REQUIREMENTS> Your task is to reproduce the entries below word for word.

RAW DATA>

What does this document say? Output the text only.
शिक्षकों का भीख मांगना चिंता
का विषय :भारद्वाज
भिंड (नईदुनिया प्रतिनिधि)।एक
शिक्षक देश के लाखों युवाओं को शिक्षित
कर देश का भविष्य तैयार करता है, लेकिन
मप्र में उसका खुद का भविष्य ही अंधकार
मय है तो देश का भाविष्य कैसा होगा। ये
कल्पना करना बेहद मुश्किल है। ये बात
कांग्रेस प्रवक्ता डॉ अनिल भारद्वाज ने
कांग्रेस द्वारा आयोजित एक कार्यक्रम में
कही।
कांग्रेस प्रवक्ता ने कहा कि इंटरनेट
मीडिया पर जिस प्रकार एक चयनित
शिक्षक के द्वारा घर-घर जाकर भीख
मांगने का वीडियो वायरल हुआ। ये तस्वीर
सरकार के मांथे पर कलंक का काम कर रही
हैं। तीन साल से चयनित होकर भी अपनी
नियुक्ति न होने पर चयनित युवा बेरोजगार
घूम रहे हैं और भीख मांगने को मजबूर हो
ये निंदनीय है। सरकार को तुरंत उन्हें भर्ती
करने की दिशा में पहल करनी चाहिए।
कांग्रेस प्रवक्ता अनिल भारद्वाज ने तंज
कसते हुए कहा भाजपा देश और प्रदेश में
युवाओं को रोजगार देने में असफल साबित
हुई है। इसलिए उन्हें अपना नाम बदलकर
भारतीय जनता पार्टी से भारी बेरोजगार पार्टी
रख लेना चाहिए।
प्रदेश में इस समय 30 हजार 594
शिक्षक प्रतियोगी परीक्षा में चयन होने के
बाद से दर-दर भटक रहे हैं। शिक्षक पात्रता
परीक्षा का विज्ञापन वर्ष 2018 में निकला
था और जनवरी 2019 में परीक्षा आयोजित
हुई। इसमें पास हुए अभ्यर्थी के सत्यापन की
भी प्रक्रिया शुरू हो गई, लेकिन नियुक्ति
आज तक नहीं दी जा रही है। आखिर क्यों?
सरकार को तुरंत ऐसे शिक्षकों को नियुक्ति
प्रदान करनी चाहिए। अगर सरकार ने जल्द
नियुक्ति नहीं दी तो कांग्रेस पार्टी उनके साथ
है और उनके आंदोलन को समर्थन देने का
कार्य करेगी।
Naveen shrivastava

CORRECT OUTPUT>
What does this document say? Output the text only.
शिक्षकों का भीख मांगना चिंता
का विषय :भारद्वाज
भिंड (नईदुनिया प्रतिनिधि)।एक
शिक्षक देश के लाखों युवाओं को शिक्षित
कर देश का भविष्य तैयार करता है, लेकिन
मप्र में उसका खुद का भविष्य ही अंधकार
मय है तो देश का भाविष्य कैसा होगा। ये
कल्पना करना बेहद मुश्किल है। ये बात
कांग्रेस प्रवक्ता डॉ अनिल भारद्वाज ने
कांग्रेस द्वारा आयोजित एक कार्यक्रम में
कही।
कांग्रेस प्रवक्ता ने कहा कि इंटरनेट
मीडिया पर जिस प्रकार एक चयनित
शिक्षक के द्वारा घर-घर जाकर भीख
मांगने का वीडियो वायरल हुआ। ये तस्वीर
सरकार के मांथे पर कलंक का काम कर रही
हैं। तीन साल से चयनित होकर भी अपनी
नियुक्ति न होने पर चयनित युवा बेरोजगार
घूम रहे हैं और भीख मांगने को मजबूर हो
ये निंदनीय है। सरकार को तुरंत उन्हें भर्ती
करने की दिशा में पहल करनी चाहिए।
कांग्रेस प्रवक्ता अनिल भारद्वाज ने तंज
कसते हुए कहा भाजपा देश और प्रदेश में
युवाओं को रोजगार देने में असफल साबित
हुई है। इसलिए उन्हें अपना नाम बदलकर
भारतीय जनता पार्टी से भारी बेरोजगार पार्टी
रख लेना चाहिए।
प्रदेश में इस समय 30 हजार 594
शिक्षक प्रतियोगी परीक्षा में चयन होने के
बाद से दर-दर भटक रहे हैं। शिक्षक पात्रता
परीक्षा का विज्ञापन वर्ष 2018 में निकला
था और जनवरी 2019 में परीक्षा आयोजित
हुई। इसमें पास हुए अभ्यर्थी के सत्यापन की
भी प्रक्रिया शुरू हो गई, लेकिन नियुक्ति
आज तक नहीं दी जा रही है। आखिर क्यों?
सरकार को तुरंत ऐसे शिक्षकों को नियुक्ति
प्रदान करनी चाहिए। अगर सरकार ने जल्द
नियुक्ति नहीं दी तो कांग्रेस पार्टी उनके साथ
है और उनके आंदोलन को समर्थन देने का
कार्य करेगी।
Naveen shrivastava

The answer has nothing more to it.